AIM OF THE TASK. Gather up all lines that carry the word "protégées".

RECORDS TO PROCESS.

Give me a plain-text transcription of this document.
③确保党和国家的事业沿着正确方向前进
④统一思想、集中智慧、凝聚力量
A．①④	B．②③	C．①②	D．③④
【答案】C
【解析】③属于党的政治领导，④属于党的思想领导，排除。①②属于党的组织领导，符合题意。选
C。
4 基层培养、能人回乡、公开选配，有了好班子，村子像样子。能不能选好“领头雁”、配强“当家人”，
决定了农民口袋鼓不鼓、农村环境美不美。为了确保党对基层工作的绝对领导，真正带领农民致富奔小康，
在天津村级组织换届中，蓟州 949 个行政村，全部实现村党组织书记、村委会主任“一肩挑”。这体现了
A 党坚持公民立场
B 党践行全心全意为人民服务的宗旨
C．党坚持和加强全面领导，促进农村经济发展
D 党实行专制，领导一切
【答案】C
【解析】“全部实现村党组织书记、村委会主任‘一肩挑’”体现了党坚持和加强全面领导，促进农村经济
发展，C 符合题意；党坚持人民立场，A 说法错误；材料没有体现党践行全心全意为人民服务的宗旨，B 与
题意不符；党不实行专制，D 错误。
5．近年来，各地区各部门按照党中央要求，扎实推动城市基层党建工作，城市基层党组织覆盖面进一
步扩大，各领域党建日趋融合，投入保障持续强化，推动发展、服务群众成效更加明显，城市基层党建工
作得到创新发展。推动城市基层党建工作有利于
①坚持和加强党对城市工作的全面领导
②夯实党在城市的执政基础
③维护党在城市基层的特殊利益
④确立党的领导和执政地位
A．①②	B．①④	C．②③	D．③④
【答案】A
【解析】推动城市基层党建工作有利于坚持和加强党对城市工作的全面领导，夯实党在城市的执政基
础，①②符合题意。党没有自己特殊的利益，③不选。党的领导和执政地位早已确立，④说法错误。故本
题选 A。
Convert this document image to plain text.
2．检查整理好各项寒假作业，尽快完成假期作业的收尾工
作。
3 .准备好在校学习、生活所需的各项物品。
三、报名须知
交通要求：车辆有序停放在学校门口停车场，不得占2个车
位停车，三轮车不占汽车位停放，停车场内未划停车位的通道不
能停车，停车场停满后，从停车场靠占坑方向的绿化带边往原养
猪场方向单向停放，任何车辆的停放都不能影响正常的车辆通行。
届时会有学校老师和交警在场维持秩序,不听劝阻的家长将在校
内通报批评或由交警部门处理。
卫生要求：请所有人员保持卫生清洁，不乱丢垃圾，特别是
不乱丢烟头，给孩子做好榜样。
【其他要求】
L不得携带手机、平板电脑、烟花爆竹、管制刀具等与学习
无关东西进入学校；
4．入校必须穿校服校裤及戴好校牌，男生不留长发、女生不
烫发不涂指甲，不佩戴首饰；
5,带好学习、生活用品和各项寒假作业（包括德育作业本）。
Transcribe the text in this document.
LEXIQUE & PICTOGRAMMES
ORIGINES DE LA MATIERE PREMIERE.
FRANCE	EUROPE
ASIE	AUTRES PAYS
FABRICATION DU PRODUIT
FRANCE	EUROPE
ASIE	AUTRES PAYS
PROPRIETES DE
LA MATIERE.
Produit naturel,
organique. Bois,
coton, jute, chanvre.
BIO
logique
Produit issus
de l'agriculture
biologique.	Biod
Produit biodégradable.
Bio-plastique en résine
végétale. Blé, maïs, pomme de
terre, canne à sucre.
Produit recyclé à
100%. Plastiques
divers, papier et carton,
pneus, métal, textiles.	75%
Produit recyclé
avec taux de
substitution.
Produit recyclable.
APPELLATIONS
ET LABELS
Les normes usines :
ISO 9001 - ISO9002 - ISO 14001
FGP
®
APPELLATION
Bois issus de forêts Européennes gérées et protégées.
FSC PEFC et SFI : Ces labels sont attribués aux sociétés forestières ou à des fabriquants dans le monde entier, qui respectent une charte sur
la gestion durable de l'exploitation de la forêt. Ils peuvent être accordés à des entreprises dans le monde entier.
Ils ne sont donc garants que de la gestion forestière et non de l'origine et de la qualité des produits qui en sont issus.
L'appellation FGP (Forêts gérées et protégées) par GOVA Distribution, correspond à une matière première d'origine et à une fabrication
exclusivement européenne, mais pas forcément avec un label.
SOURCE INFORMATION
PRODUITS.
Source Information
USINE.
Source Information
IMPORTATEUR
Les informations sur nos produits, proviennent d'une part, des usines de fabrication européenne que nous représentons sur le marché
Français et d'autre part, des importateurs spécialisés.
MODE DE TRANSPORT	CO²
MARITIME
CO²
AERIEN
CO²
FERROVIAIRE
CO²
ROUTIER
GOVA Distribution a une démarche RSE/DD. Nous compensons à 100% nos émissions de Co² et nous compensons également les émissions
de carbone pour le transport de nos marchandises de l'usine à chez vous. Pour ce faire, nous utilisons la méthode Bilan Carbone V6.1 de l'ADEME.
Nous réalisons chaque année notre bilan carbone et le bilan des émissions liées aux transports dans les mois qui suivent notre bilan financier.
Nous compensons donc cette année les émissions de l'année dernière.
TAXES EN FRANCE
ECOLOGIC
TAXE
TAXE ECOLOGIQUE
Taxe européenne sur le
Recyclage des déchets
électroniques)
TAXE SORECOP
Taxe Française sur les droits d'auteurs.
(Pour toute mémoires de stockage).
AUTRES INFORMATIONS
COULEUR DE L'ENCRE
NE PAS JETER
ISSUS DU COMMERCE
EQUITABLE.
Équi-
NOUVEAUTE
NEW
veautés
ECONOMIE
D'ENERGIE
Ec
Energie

REPLY TO THE TASK.
Bois issus de forêts Européennes gérées et protégées.
L'appellation FGP (Forêts gérées et protégées) par GOVA Distribution, correspond à une matière première d'origine et à une fabrication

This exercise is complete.